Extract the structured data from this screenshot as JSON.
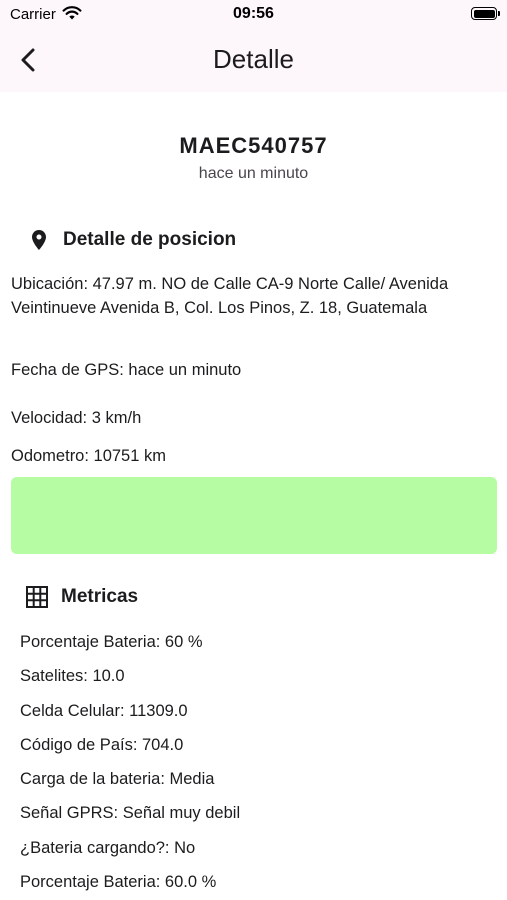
{
  "status_bar": {
    "carrier": "Carrier",
    "time": "09:56"
  },
  "app_bar": {
    "title": "Detalle"
  },
  "device": {
    "id": "MAEC540757",
    "updated": "hace un minuto"
  },
  "position": {
    "section_title": "Detalle de posicion",
    "address": "Ubicación: 47.97 m. NO de  Calle CA-9 Norte Calle/ Avenida Veintinueve Avenida B, Col. Los Pinos, Z. 18, Guatemala",
    "gps_date": "Fecha de GPS: hace un minuto",
    "speed": "Velocidad: 3 km/h",
    "odometer": "Odometro: 10751 km",
    "banner_color": "#b5fca2"
  },
  "metrics": {
    "section_title": "Metricas",
    "items": [
      "Porcentaje Bateria: 60 %",
      "Satelites: 10.0",
      "Celda Celular: 11309.0",
      "Código de País: 704.0",
      "Carga de la bateria: Media",
      "Señal GPRS: Señal muy debil",
      "¿Bateria cargando?: No",
      "Porcentaje Bateria: 60.0 %"
    ]
  }
}
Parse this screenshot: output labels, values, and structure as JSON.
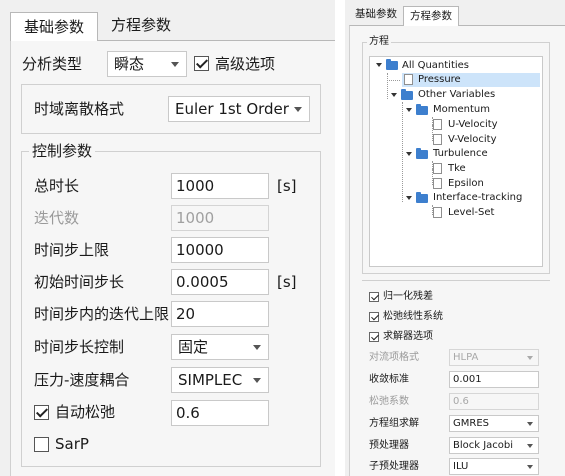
{
  "left": {
    "tabs": [
      {
        "label": "基础参数",
        "active": true
      },
      {
        "label": "方程参数",
        "active": false
      }
    ],
    "analysis_type_label": "分析类型",
    "analysis_type_value": "瞬态",
    "advanced_options_label": "高级选项",
    "advanced_options_checked": true,
    "time_discretization_label": "时域离散格式",
    "time_discretization_value": "Euler 1st Order",
    "control_group_title": "控制参数",
    "total_time_label": "总时长",
    "total_time_value": "1000",
    "total_time_unit": "[s]",
    "iterations_label": "迭代数",
    "iterations_value": "1000",
    "time_step_limit_label": "时间步上限",
    "time_step_limit_value": "10000",
    "initial_step_label": "初始时间步长",
    "initial_step_value": "0.0005",
    "initial_step_unit": "[s]",
    "inner_iter_label": "时间步内的迭代上限",
    "inner_iter_value": "20",
    "step_control_label": "时间步长控制",
    "step_control_value": "固定",
    "pv_coupling_label": "压力-速度耦合",
    "pv_coupling_value": "SIMPLEC",
    "auto_relax_label": "自动松弛",
    "auto_relax_checked": true,
    "auto_relax_value": "0.6",
    "sarp_label": "SarP",
    "sarp_checked": false
  },
  "right": {
    "tabs": [
      {
        "label": "基础参数",
        "active": false
      },
      {
        "label": "方程参数",
        "active": true
      }
    ],
    "equation_group_title": "方程",
    "tree": {
      "root": "All Quantities",
      "pressure": "Pressure",
      "other_variables": "Other Variables",
      "momentum": "Momentum",
      "u_velocity": "U-Velocity",
      "v_velocity": "V-Velocity",
      "turbulence": "Turbulence",
      "tke": "Tke",
      "epsilon": "Epsilon",
      "interface_tracking": "Interface-tracking",
      "level_set": "Level-Set",
      "selected": "Pressure"
    },
    "normalize_residual_label": "归一化残差",
    "normalize_residual_checked": true,
    "relax_linear_label": "松弛线性系统",
    "relax_linear_checked": true,
    "solver_options_label": "求解器选项",
    "solver_options_checked": true,
    "convection_scheme_label": "对流项格式",
    "convection_scheme_value": "HLPA",
    "convergence_label": "收敛标准",
    "convergence_value": "0.001",
    "relax_factor_label": "松弛系数",
    "relax_factor_value": "0.6",
    "equation_solver_label": "方程组求解",
    "equation_solver_value": "GMRES",
    "preconditioner_label": "预处理器",
    "preconditioner_value": "Block Jacobi",
    "sub_preconditioner_label": "子预处理器",
    "sub_preconditioner_value": "ILU"
  },
  "colors": {
    "panel_bg": "#f0f0f0",
    "selection_bg": "#cde4fa",
    "folder_blue": "#3d7fce"
  }
}
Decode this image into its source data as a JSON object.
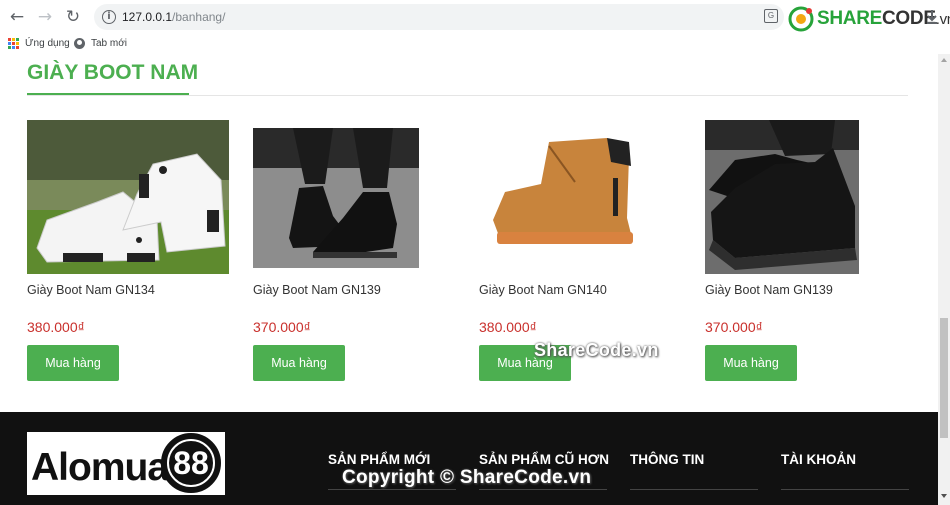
{
  "browser": {
    "url_host": "127.0.0.1",
    "url_path": "/banhang/",
    "bookmarks": [
      {
        "label": "Ứng dụng",
        "icon": "apps-icon"
      },
      {
        "label": "Tab mới",
        "icon": "globe-icon"
      }
    ],
    "colors": {
      "toolbar": "#ffffff",
      "omnibox": "#f1f3f4"
    }
  },
  "watermark": {
    "brand_green": "SHARE",
    "brand_dark": "CODE",
    "brand_suffix": ".vn",
    "mid_text": "ShareCode.vn",
    "footer_text": "Copyright © ShareCode.vn"
  },
  "section": {
    "title": "GIÀY BOOT NAM",
    "accent_color": "#4caf50"
  },
  "products": [
    {
      "name": "Giày Boot Nam GN134",
      "price": "380.000₫",
      "button": "Mua hàng"
    },
    {
      "name": "Giày Boot Nam GN139",
      "price": "370.000₫",
      "button": "Mua hàng"
    },
    {
      "name": "Giày Boot Nam GN140",
      "price": "380.000₫",
      "button": "Mua hàng"
    },
    {
      "name": "Giày Boot Nam GN139",
      "price": "370.000₫",
      "button": "Mua hàng"
    }
  ],
  "footer": {
    "logo_word": "Alomua",
    "logo_number": "88",
    "columns": [
      "SẢN PHẨM MỚI",
      "SẢN PHẨM CŨ HƠN",
      "THÔNG TIN",
      "TÀI KHOẢN"
    ]
  }
}
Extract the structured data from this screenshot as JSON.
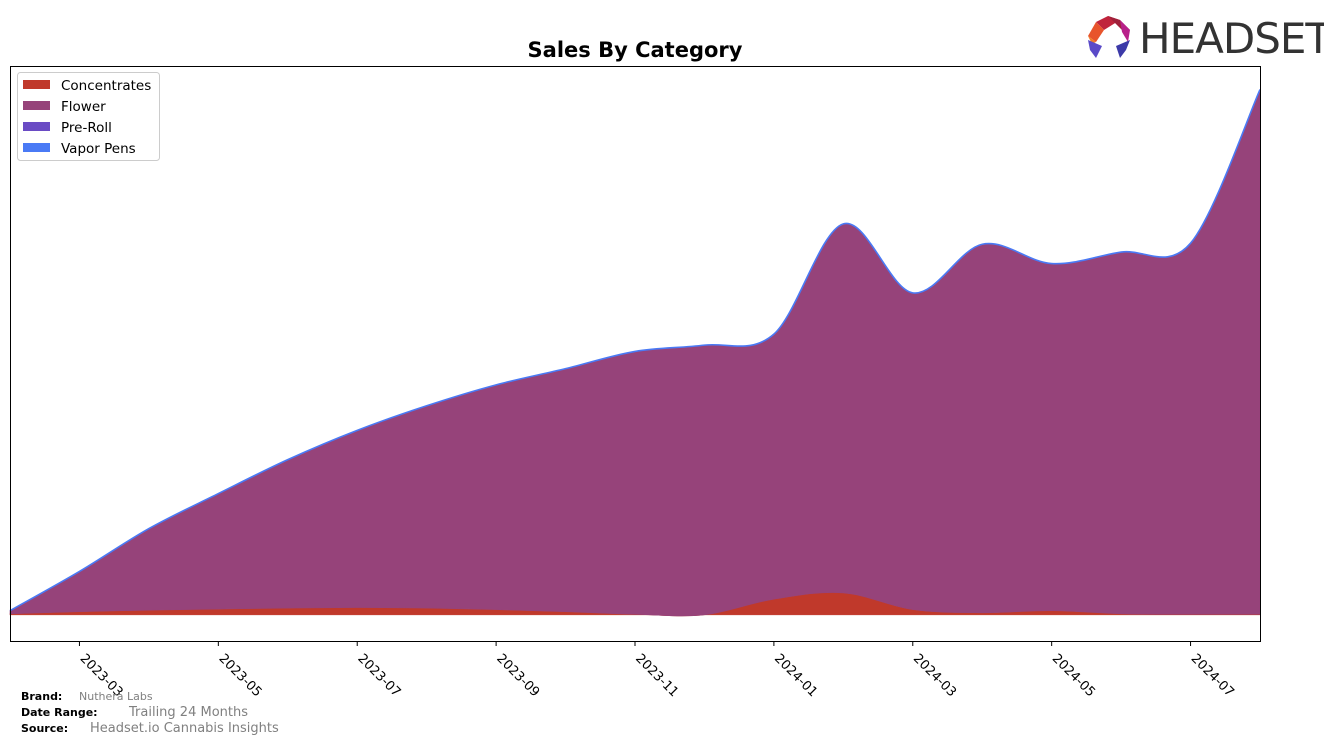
{
  "chart_data": {
    "type": "area",
    "stacked": true,
    "title": "Sales By Category",
    "xlabel": "",
    "ylabel": "",
    "x": [
      "2023-02",
      "2023-03",
      "2023-04",
      "2023-05",
      "2023-06",
      "2023-07",
      "2023-08",
      "2023-09",
      "2023-10",
      "2023-11",
      "2023-12",
      "2024-01",
      "2024-02",
      "2024-03",
      "2024-04",
      "2024-05",
      "2024-06",
      "2024-07",
      "2024-08"
    ],
    "xticks": [
      "2023-03",
      "2023-05",
      "2023-07",
      "2023-09",
      "2023-11",
      "2024-01",
      "2024-03",
      "2024-05",
      "2024-07"
    ],
    "yticks_visible": false,
    "ylim": [
      -5,
      105
    ],
    "legend_position": "top-left",
    "series": [
      {
        "name": "Concentrates",
        "color": "#c0392b",
        "values": [
          0.2,
          0.6,
          0.9,
          1.1,
          1.3,
          1.4,
          1.3,
          1.0,
          0.6,
          0.1,
          0.0,
          3.0,
          4.2,
          1.0,
          0.4,
          0.8,
          0.2,
          0.1,
          0.1
        ]
      },
      {
        "name": "Flower",
        "color": "#96437a",
        "values": [
          0.6,
          7.7,
          15.6,
          22.1,
          28.4,
          33.9,
          38.7,
          43.0,
          46.5,
          50.3,
          51.6,
          50.7,
          70.6,
          60.6,
          70.5,
          66.4,
          69.2,
          71.0,
          100.4
        ]
      },
      {
        "name": "Pre-Roll",
        "color": "#6a4bc4",
        "values": [
          0,
          0,
          0,
          0,
          0,
          0,
          0,
          0,
          0,
          0,
          0,
          0,
          0,
          0,
          0,
          0,
          0,
          0,
          0
        ]
      },
      {
        "name": "Vapor Pens",
        "color": "#4a7af5",
        "values": [
          0,
          0,
          0,
          0,
          0,
          0,
          0,
          0,
          0,
          0,
          0,
          0,
          0,
          0,
          0,
          0,
          0,
          0,
          0
        ]
      }
    ]
  },
  "footer": {
    "brand_label": "Brand:",
    "brand_value": "Nuthera Labs",
    "date_range_label": "Date Range:",
    "date_range_value": "Trailing 24 Months",
    "source_label": "Source:",
    "source_value": "Headset.io Cannabis Insights"
  },
  "logo": {
    "text": "HEADSET"
  }
}
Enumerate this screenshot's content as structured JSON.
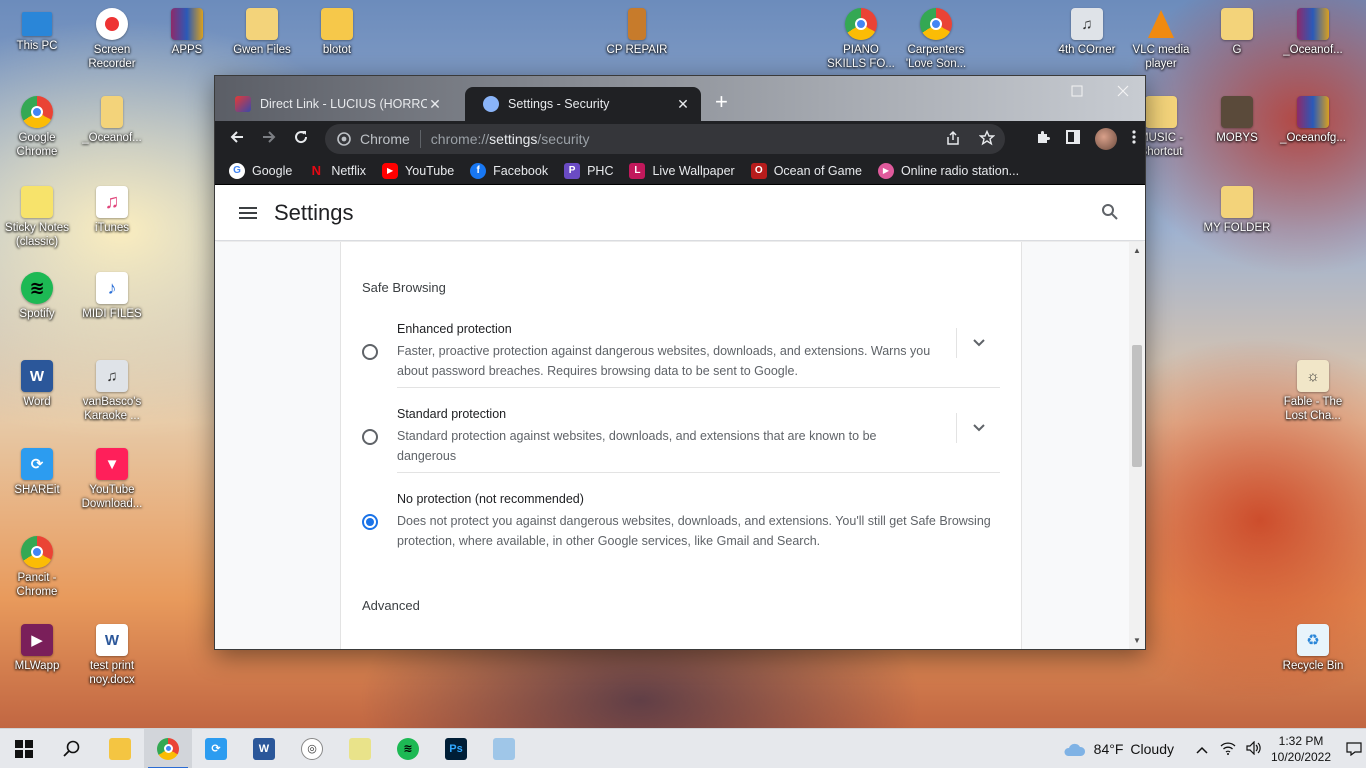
{
  "desktop": {
    "icons": [
      {
        "label": "This PC"
      },
      {
        "label": "Screen Recorder"
      },
      {
        "label": "APPS"
      },
      {
        "label": "Gwen Files"
      },
      {
        "label": "blotot"
      },
      {
        "label": "CP REPAIR"
      },
      {
        "label": "PIANO SKILLS FO..."
      },
      {
        "label": "Carpenters 'Love Son..."
      },
      {
        "label": "4th COrner"
      },
      {
        "label": "VLC media player"
      },
      {
        "label": "G"
      },
      {
        "label": "_Oceanof..."
      },
      {
        "label": "Google Chrome"
      },
      {
        "label": "_Oceanof..."
      },
      {
        "label": "MUSIC - Shortcut"
      },
      {
        "label": "MOBYS"
      },
      {
        "label": "_Oceanofg..."
      },
      {
        "label": "Sticky Notes (classic)"
      },
      {
        "label": "iTunes"
      },
      {
        "label": "MY FOLDER"
      },
      {
        "label": "Spotify"
      },
      {
        "label": "MIDI FILES"
      },
      {
        "label": "Word"
      },
      {
        "label": "vanBasco's Karaoke ..."
      },
      {
        "label": "Fable - The Lost Cha..."
      },
      {
        "label": "SHAREit"
      },
      {
        "label": "YouTube Download..."
      },
      {
        "label": "Pancit - Chrome"
      },
      {
        "label": "MLWapp"
      },
      {
        "label": "test print noy.docx"
      },
      {
        "label": "Recycle Bin"
      }
    ]
  },
  "browser": {
    "tabs": [
      {
        "title": "Direct Link - LUCIUS (HORROR P...",
        "close": "✕"
      },
      {
        "title": "Settings - Security",
        "close": "✕"
      }
    ],
    "new_tab": "+",
    "omnibox": {
      "chip": "Chrome",
      "url_scheme": "chrome://",
      "url_host": "settings",
      "url_path": "/security"
    },
    "bookmarks": [
      {
        "label": "Google",
        "color": "#4285f4",
        "glyph": "G"
      },
      {
        "label": "Netflix",
        "color": "#e50914",
        "glyph": "N"
      },
      {
        "label": "YouTube",
        "color": "#ff0000",
        "glyph": "▶"
      },
      {
        "label": "Facebook",
        "color": "#1877f2",
        "glyph": "f"
      },
      {
        "label": "PHC",
        "color": "#6a4bc4",
        "glyph": "P"
      },
      {
        "label": "Live Wallpaper",
        "color": "#c2185b",
        "glyph": "L"
      },
      {
        "label": "Ocean of Game",
        "color": "#b71c1c",
        "glyph": "O"
      },
      {
        "label": "Online radio station...",
        "color": "#e05a9c",
        "glyph": "▶"
      }
    ]
  },
  "settings": {
    "title": "Settings",
    "safe_browsing": {
      "heading": "Safe Browsing",
      "options": [
        {
          "title": "Enhanced protection",
          "desc": "Faster, proactive protection against dangerous websites, downloads, and extensions. Warns you about password breaches. Requires browsing data to be sent to Google.",
          "selected": false
        },
        {
          "title": "Standard protection",
          "desc": "Standard protection against websites, downloads, and extensions that are known to be dangerous",
          "selected": false
        },
        {
          "title": "No protection (not recommended)",
          "desc": "Does not protect you against dangerous websites, downloads, and extensions. You'll still get Safe Browsing protection, where available, in other Google services, like Gmail and Search.",
          "selected": true
        }
      ]
    },
    "advanced": {
      "heading": "Advanced"
    },
    "accent_color": "#1a73e8"
  },
  "taskbar": {
    "weather_temp": "84°F",
    "weather_desc": "Cloudy",
    "time": "1:32 PM",
    "date": "10/20/2022"
  }
}
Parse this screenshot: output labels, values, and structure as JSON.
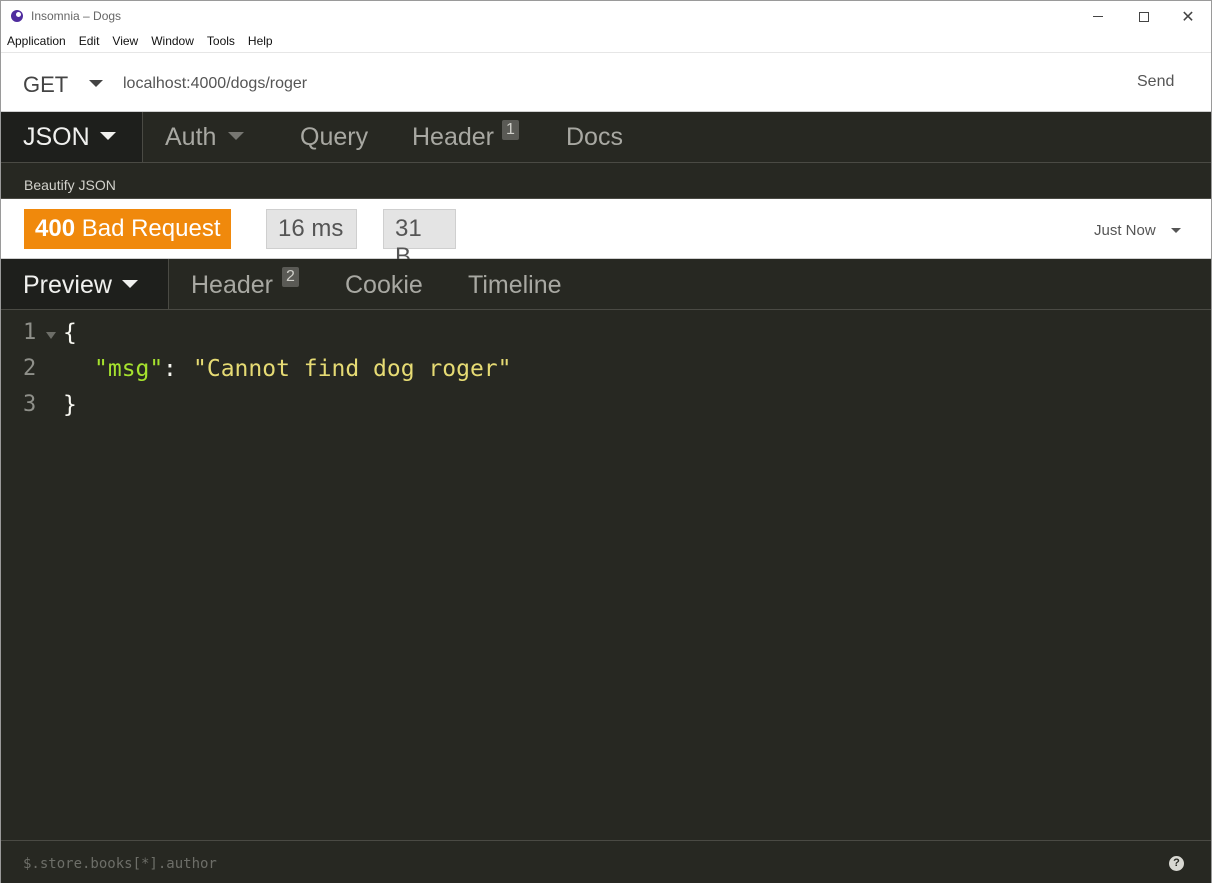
{
  "window": {
    "title": "Insomnia – Dogs",
    "controls": {
      "minimize": "minimize",
      "maximize": "maximize",
      "close": "✕"
    }
  },
  "menu": [
    "Application",
    "Edit",
    "View",
    "Window",
    "Tools",
    "Help"
  ],
  "request": {
    "method": "GET",
    "url": "localhost:4000/dogs/roger",
    "send_label": "Send"
  },
  "request_tabs": {
    "body": "JSON",
    "auth": "Auth",
    "query": "Query",
    "header": "Header",
    "header_count": "1",
    "docs": "Docs"
  },
  "body_toolbar": {
    "beautify": "Beautify JSON"
  },
  "response": {
    "status_code": "400",
    "status_text": "Bad Request",
    "status_color": "#f0890c",
    "time": "16 ms",
    "size": "31 B",
    "history": "Just Now"
  },
  "response_tabs": {
    "preview": "Preview",
    "header": "Header",
    "header_count": "2",
    "cookie": "Cookie",
    "timeline": "Timeline"
  },
  "code": {
    "line_numbers": [
      "1",
      "2",
      "3"
    ],
    "open_brace": "{",
    "key": "\"msg\"",
    "colon": ":",
    "value": "\"Cannot find dog roger\"",
    "close_brace": "}"
  },
  "footer": {
    "filter_placeholder": "$.store.books[*].author",
    "help": "?"
  }
}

=-=-=

- EXERCISE BRIEF -
Gather all lines with the string "Detalle" from the data.

- CORRECT OUTPUT -
    "title": "Detalle"
    "section_title": "Detalle de posicion",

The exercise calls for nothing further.